**What is being asked**
Quote the data below in full, please, without altering anything.
+++++
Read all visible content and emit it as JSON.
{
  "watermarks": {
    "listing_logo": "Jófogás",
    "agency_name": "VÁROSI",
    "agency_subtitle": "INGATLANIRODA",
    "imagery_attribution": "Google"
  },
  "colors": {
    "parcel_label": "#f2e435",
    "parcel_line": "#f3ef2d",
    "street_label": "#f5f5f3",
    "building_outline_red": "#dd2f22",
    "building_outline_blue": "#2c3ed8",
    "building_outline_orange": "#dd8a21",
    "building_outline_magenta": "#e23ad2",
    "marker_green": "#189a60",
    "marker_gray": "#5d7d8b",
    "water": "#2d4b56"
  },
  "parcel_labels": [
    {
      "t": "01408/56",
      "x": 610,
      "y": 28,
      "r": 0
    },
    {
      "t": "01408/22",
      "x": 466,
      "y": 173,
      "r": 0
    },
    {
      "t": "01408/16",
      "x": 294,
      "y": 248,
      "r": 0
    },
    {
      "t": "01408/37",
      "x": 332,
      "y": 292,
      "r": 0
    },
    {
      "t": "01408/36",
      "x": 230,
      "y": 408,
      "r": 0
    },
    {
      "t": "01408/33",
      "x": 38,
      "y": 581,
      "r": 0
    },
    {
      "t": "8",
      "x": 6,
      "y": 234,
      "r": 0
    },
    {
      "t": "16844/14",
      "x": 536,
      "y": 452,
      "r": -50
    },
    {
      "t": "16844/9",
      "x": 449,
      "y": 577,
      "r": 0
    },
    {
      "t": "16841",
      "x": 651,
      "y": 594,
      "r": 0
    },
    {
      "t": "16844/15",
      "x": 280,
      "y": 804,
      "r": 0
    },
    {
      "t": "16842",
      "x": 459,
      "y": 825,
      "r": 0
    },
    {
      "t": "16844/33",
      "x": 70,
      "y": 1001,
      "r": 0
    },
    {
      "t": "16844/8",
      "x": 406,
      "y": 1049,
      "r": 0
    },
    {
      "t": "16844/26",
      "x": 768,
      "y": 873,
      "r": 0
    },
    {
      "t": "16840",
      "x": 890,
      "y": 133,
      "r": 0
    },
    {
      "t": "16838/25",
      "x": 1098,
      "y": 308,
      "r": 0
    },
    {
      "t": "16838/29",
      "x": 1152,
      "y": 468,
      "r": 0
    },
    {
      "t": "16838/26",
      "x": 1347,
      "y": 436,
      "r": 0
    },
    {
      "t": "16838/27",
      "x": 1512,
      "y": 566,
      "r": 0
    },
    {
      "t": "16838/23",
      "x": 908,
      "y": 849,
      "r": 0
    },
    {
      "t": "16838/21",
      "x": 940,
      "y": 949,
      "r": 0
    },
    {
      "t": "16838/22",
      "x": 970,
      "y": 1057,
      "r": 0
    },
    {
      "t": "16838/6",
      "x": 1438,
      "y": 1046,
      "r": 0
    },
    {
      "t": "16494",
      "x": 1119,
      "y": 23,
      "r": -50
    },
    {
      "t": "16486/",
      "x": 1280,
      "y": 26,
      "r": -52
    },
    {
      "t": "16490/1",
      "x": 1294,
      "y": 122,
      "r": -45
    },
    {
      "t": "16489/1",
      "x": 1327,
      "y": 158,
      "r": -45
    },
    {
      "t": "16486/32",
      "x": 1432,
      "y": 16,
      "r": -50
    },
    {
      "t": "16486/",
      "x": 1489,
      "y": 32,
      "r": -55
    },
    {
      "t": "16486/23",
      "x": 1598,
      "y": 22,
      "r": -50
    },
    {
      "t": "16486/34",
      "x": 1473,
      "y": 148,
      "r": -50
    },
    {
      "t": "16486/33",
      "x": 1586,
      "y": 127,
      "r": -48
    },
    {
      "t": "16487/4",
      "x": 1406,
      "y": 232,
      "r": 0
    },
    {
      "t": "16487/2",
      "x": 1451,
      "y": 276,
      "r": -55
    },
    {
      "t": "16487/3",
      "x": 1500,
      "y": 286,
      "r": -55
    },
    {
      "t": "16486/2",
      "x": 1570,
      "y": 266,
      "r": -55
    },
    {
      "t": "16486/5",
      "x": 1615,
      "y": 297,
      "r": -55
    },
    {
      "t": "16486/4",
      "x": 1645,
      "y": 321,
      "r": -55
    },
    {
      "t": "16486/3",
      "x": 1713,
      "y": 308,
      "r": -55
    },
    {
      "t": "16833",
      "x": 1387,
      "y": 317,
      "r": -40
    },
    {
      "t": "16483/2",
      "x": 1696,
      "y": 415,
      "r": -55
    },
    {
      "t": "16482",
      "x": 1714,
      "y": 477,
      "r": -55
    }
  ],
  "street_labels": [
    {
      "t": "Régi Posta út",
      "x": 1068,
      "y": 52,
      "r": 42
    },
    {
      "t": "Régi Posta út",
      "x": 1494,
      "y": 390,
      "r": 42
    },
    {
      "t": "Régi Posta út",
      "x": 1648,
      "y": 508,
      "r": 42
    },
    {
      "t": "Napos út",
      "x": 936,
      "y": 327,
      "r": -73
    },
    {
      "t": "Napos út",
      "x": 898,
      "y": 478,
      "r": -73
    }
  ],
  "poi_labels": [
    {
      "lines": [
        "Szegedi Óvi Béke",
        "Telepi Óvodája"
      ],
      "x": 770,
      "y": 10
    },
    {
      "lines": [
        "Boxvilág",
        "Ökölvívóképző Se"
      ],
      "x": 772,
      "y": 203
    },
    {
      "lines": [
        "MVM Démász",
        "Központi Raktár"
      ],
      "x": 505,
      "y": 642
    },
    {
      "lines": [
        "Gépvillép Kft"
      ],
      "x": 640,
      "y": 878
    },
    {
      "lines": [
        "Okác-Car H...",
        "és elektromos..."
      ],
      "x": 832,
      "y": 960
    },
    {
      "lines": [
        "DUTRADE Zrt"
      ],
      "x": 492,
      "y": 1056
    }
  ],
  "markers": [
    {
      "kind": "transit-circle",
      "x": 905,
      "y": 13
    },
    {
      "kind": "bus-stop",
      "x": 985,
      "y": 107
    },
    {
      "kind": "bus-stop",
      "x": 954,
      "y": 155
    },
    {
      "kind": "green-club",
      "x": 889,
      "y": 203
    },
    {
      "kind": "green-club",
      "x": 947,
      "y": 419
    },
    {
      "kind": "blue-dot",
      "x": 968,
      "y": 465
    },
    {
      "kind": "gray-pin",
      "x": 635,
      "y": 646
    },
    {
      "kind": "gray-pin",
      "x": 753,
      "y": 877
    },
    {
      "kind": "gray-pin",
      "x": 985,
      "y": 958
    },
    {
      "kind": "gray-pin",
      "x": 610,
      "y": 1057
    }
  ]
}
+++++
**Exercise solution**
Read all visible content and emit it as JSON.
{
  "watermarks": {
    "listing_logo": "Jófogás",
    "agency_name": "VÁROSI",
    "agency_subtitle": "INGATLANIRODA",
    "imagery_attribution": "Google"
  },
  "colors": {
    "parcel_label": "#f2e435",
    "parcel_line": "#f3ef2d",
    "street_label": "#f5f5f3",
    "building_outline_red": "#dd2f22",
    "building_outline_blue": "#2c3ed8",
    "building_outline_orange": "#dd8a21",
    "building_outline_magenta": "#e23ad2",
    "marker_green": "#189a60",
    "marker_gray": "#5d7d8b",
    "water": "#2d4b56"
  },
  "parcel_labels": [
    {
      "t": "01408/56",
      "x": 610,
      "y": 28,
      "r": 0
    },
    {
      "t": "01408/22",
      "x": 466,
      "y": 173,
      "r": 0
    },
    {
      "t": "01408/16",
      "x": 294,
      "y": 248,
      "r": 0
    },
    {
      "t": "01408/37",
      "x": 332,
      "y": 292,
      "r": 0
    },
    {
      "t": "01408/36",
      "x": 230,
      "y": 408,
      "r": 0
    },
    {
      "t": "01408/33",
      "x": 38,
      "y": 581,
      "r": 0
    },
    {
      "t": "8",
      "x": 6,
      "y": 234,
      "r": 0
    },
    {
      "t": "16844/14",
      "x": 536,
      "y": 452,
      "r": -50
    },
    {
      "t": "16844/9",
      "x": 449,
      "y": 577,
      "r": 0
    },
    {
      "t": "16841",
      "x": 651,
      "y": 594,
      "r": 0
    },
    {
      "t": "16844/15",
      "x": 280,
      "y": 804,
      "r": 0
    },
    {
      "t": "16842",
      "x": 459,
      "y": 825,
      "r": 0
    },
    {
      "t": "16844/33",
      "x": 70,
      "y": 1001,
      "r": 0
    },
    {
      "t": "16844/8",
      "x": 406,
      "y": 1049,
      "r": 0
    },
    {
      "t": "16844/26",
      "x": 768,
      "y": 873,
      "r": 0
    },
    {
      "t": "16840",
      "x": 890,
      "y": 133,
      "r": 0
    },
    {
      "t": "16838/25",
      "x": 1098,
      "y": 308,
      "r": 0
    },
    {
      "t": "16838/29",
      "x": 1152,
      "y": 468,
      "r": 0
    },
    {
      "t": "16838/26",
      "x": 1347,
      "y": 436,
      "r": 0
    },
    {
      "t": "16838/27",
      "x": 1512,
      "y": 566,
      "r": 0
    },
    {
      "t": "16838/23",
      "x": 908,
      "y": 849,
      "r": 0
    },
    {
      "t": "16838/21",
      "x": 940,
      "y": 949,
      "r": 0
    },
    {
      "t": "16838/22",
      "x": 970,
      "y": 1057,
      "r": 0
    },
    {
      "t": "16838/6",
      "x": 1438,
      "y": 1046,
      "r": 0
    },
    {
      "t": "16494",
      "x": 1119,
      "y": 23,
      "r": -50
    },
    {
      "t": "16486/",
      "x": 1280,
      "y": 26,
      "r": -52
    },
    {
      "t": "16490/1",
      "x": 1294,
      "y": 122,
      "r": -45
    },
    {
      "t": "16489/1",
      "x": 1327,
      "y": 158,
      "r": -45
    },
    {
      "t": "16486/32",
      "x": 1432,
      "y": 16,
      "r": -50
    },
    {
      "t": "16486/",
      "x": 1489,
      "y": 32,
      "r": -55
    },
    {
      "t": "16486/23",
      "x": 1598,
      "y": 22,
      "r": -50
    },
    {
      "t": "16486/34",
      "x": 1473,
      "y": 148,
      "r": -50
    },
    {
      "t": "16486/33",
      "x": 1586,
      "y": 127,
      "r": -48
    },
    {
      "t": "16487/4",
      "x": 1406,
      "y": 232,
      "r": 0
    },
    {
      "t": "16487/2",
      "x": 1451,
      "y": 276,
      "r": -55
    },
    {
      "t": "16487/3",
      "x": 1500,
      "y": 286,
      "r": -55
    },
    {
      "t": "16486/2",
      "x": 1570,
      "y": 266,
      "r": -55
    },
    {
      "t": "16486/5",
      "x": 1615,
      "y": 297,
      "r": -55
    },
    {
      "t": "16486/4",
      "x": 1645,
      "y": 321,
      "r": -55
    },
    {
      "t": "16486/3",
      "x": 1713,
      "y": 308,
      "r": -55
    },
    {
      "t": "16833",
      "x": 1387,
      "y": 317,
      "r": -40
    },
    {
      "t": "16483/2",
      "x": 1696,
      "y": 415,
      "r": -55
    },
    {
      "t": "16482",
      "x": 1714,
      "y": 477,
      "r": -55
    }
  ],
  "street_labels": [
    {
      "t": "Régi Posta út",
      "x": 1068,
      "y": 52,
      "r": 42
    },
    {
      "t": "Régi Posta út",
      "x": 1494,
      "y": 390,
      "r": 42
    },
    {
      "t": "Régi Posta út",
      "x": 1648,
      "y": 508,
      "r": 42
    },
    {
      "t": "Napos út",
      "x": 936,
      "y": 327,
      "r": -73
    },
    {
      "t": "Napos út",
      "x": 898,
      "y": 478,
      "r": -73
    }
  ],
  "poi_labels": [
    {
      "lines": [
        "Szegedi Óvi Béke",
        "Telepi Óvodája"
      ],
      "x": 770,
      "y": 10
    },
    {
      "lines": [
        "Boxvilág",
        "Ökölvívóképző Se"
      ],
      "x": 772,
      "y": 203
    },
    {
      "lines": [
        "MVM Démász",
        "Központi Raktár"
      ],
      "x": 505,
      "y": 642
    },
    {
      "lines": [
        "Gépvillép Kft"
      ],
      "x": 640,
      "y": 878
    },
    {
      "lines": [
        "Okác-Car H...",
        "és elektromos..."
      ],
      "x": 832,
      "y": 960
    },
    {
      "lines": [
        "DUTRADE Zrt"
      ],
      "x": 492,
      "y": 1056
    }
  ],
  "markers": [
    {
      "kind": "transit-circle",
      "x": 905,
      "y": 13
    },
    {
      "kind": "bus-stop",
      "x": 985,
      "y": 107
    },
    {
      "kind": "bus-stop",
      "x": 954,
      "y": 155
    },
    {
      "kind": "green-club",
      "x": 889,
      "y": 203
    },
    {
      "kind": "green-club",
      "x": 947,
      "y": 419
    },
    {
      "kind": "blue-dot",
      "x": 968,
      "y": 465
    },
    {
      "kind": "gray-pin",
      "x": 635,
      "y": 646
    },
    {
      "kind": "gray-pin",
      "x": 753,
      "y": 877
    },
    {
      "kind": "gray-pin",
      "x": 985,
      "y": 958
    },
    {
      "kind": "gray-pin",
      "x": 610,
      "y": 1057
    }
  ]
}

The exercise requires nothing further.